▸ **ZITIERTER TEXT**:
^^^^

Nr. 34 vom 17.8.2018

Nr. 34 vom 17.8.2018

Standpunkt

Taschenspielertrick

Konfrontiert man Angela Merkel, andere Mitglieder der CDU-Nomenklatur oder regierungsaffine Journalisten mit der Tatsache, dass die massenhafte und pauschale Einreisegestattung, die seit der Wiedereinführung von „Grenzkontrollen“ am 13. September 2015 bundesdeutsche Praxis ist, schweren rechtlichen Bedenken unterliegt und nach Auffassung maßgeblicher deutscher Verfassungs- und Staatsrechtler rechtswidrig ist, verweisen diese inzwischen stereotyp auf eine Entscheidung des Europäischen Gerichtshofs vom Juli 2017. Merkel führte die Methode bei der Regierungsbefragung am 6. Juni 2018 vor. Dr. Gottfried Curio (AfD) hatte die „Durchwinkekultur, die im Kanzleramt ihren Ausgang nahm“, als „Rechtsbruch“ gekennzeichnet, der „Deutschland schwersten Schaden zugefügt“ und „unendliches menschliches Leid“ verursacht habe. Merkel entgegnete: „Wir hatten im Jahr 2015 […] eine außergewöhnliche humanitäre Situation, in der Deutschland verantwortlich gehandelt hat. Im Übrigen ist durch den Europäischen Gerichtshof mit seinem Urteil vom Juli 2017 auch bestätigt worden, dass rechtmäßig gehandelt wurde.“

Scheinbar sachlich

Bei dieser trockenen, scheinbar sachlichen Replik handelt es sich um einen Taschenspielertrick, den leider nur wenige Fachleute als solchen erkennen, so dass er allzu oft Erfolg hat. Merkels Behauptung bezieht sich auf folgende in dem Urteil des Europäischen Gerichtshofs vom 26. Juli 2017 (Rechtssache C-646/16) tatsächlich enthaltene Erwägung: EU-Mitgliedstaaten könnten von der „Eintrittsklausel“ in der Dublin-III-Verordnung Gebrauch machen, die es ihnen gestatte, bei ihnen gestellte Anträge auf internationalen Schutz auch dann zu prüfen, wenn sie nach den in der Verordnung festgelegten Kriterien nicht für die Prüfung zuständig sind.

^^^^

▸ **BEREITGESTELLTE DATEN**:
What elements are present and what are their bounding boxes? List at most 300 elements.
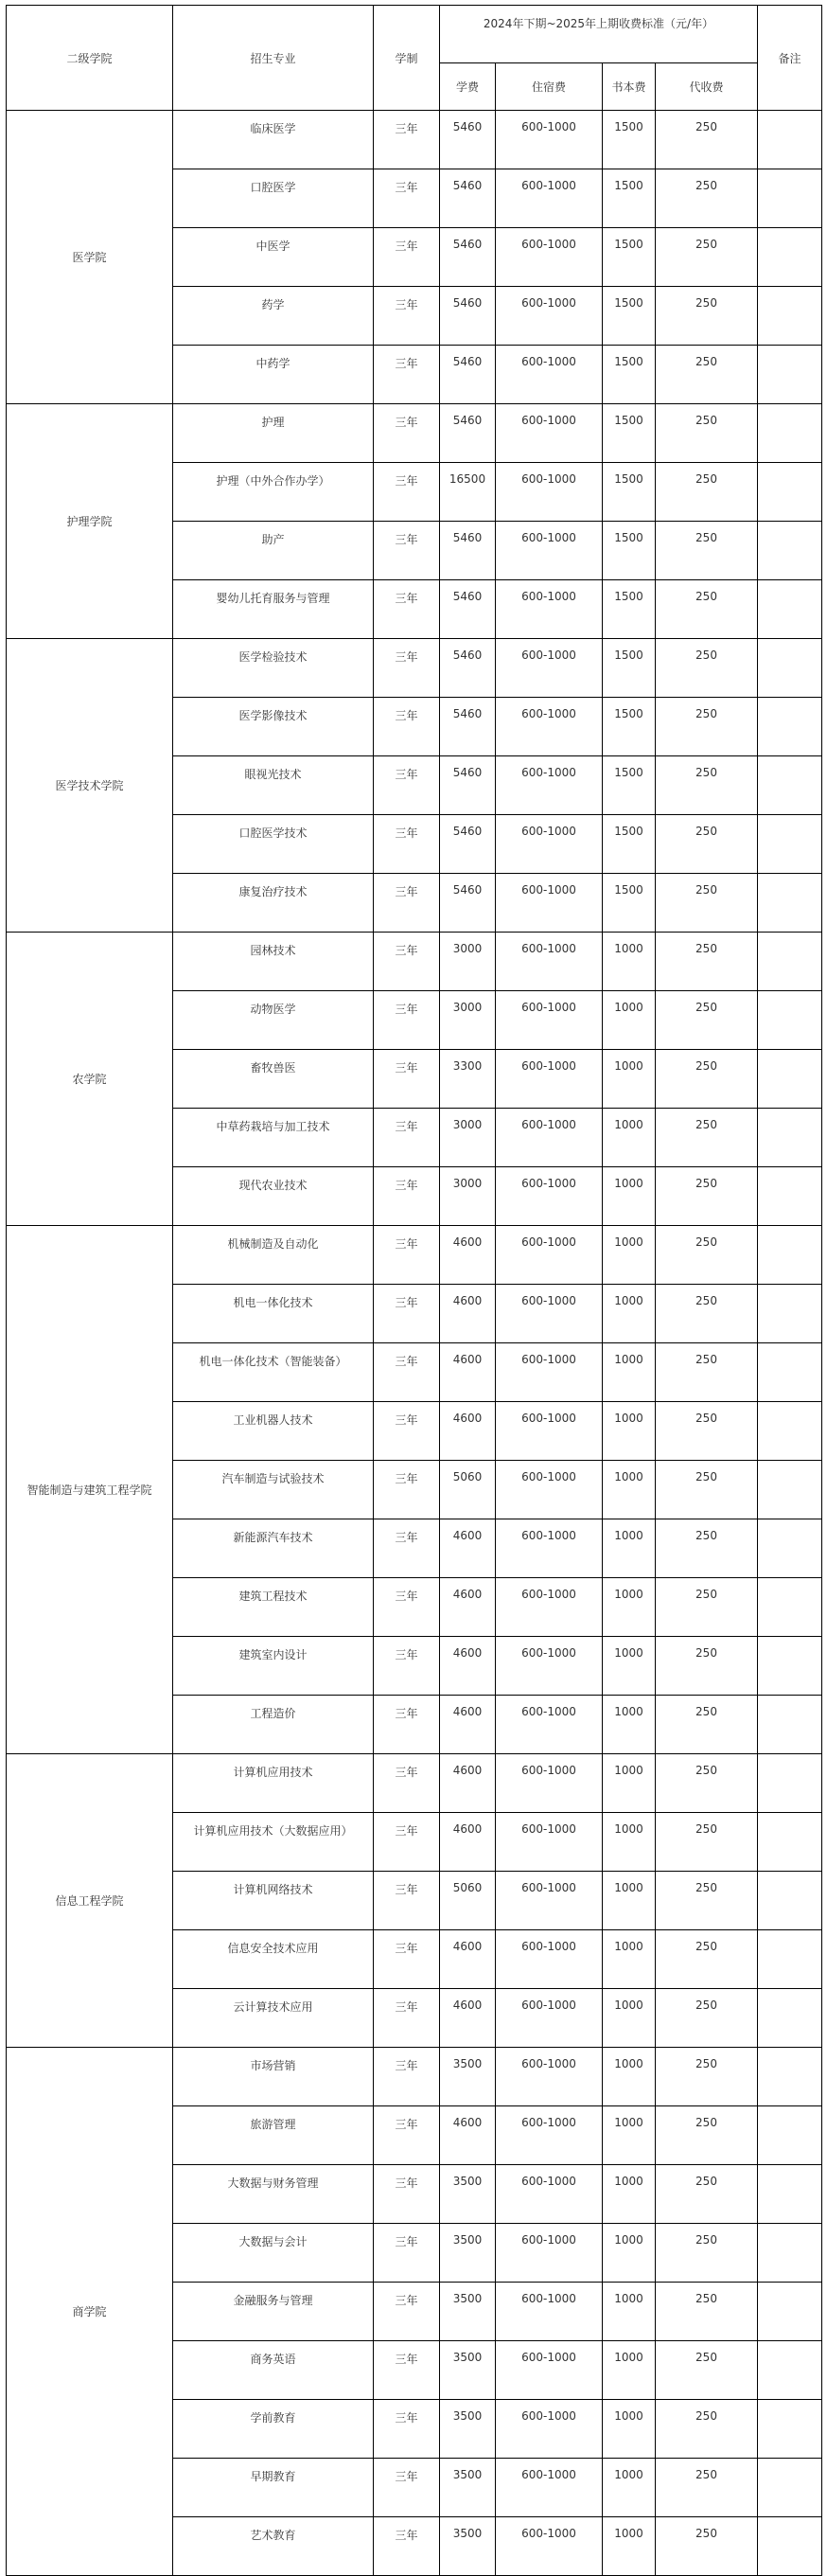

^^^^

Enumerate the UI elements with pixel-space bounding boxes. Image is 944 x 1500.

^^^^

▸ **ZU ERLEDIGEN**:
**a.** Welches Aktenzeichen trägt laut dem Text über Merkels Berufung auf den Europäischen Gerichtshof das Urteil vom 26. Juli 2017?
**b.** Führen Sie bitte den Text über Merkels Berufung auf das Urteil des Europäischen Gerichtshofs nach seinem letzten Satz fort.
Die Einträge sind hierfür ohne Belang.

▸ **LÖSUNGEN**:
**a.** Rechtssache C-646/16.

**b.**
Prüfungsmaßstab des Europä­ischen Gerichtshofs (EuGH) ist jedoch nur das Unionsrecht. Aber das in der Bundesrepublik Deutschland geltende Recht beschränkt sich, auch wenn man den Anwendungsvorrang von Unionsrecht gegenüber nationalem Recht anerkennt, bekanntlich nicht auf EU-Recht. Zugespitzt: Die Tatsache, dass ein Diebstahl nicht EU-rechtswidrig ist, heißt nicht, dass er rechtmäßig wäre – denn er verstößt gegen die nationalen Rechtsordnungen der Mitgliedstaaten.

Was EU-rechtlich zulässig ist, muss es
innerstaatlich keineswegs sein

Hans-Jürgen Papier, der ehemalige Präsident des Bundesverfassungsgerichts, hat sich in der „Rechtsgutachtlichen Stellungnahme zu Fragen der Einreiseverweigerung“, die er kürzlich im Auftrag der FDP-Bundestagsfraktion abgab, auch zu der an dieser Stelle notwendigen Differenzierung geäußert. Er stellt darin klar, dass das EU-Recht zwar jedem EU-Mitgliedstaat das Recht zum Selbsteintritt gewähre, so dass die Bundesrepublik Deutschland insoweit Asylverfahren auch in Fällen an sich ziehen und durchführen darf, in denen sie an sich nicht zuständig ist, doch: „Ein solcher Selbsteintritt ist unionsrechtlich zulässig, keinesfalls aber geboten.“ Vor allem: Deutsche Behörden dürften das damit „vom Unionsrecht eingeräumte Ermessen aus innerstaatlichen Rechtsgründen nicht entgegen den zwingenden Normen des deutschen Rechts ausüben“. Und dieses nationale Recht sehe im Falle der Einreise aus einem sicheren Drittstaat grundsätzlich die Einreiseverweigerung (§ ⁠18 Absatz 2 Nr. 1 Asylgesetz) vor.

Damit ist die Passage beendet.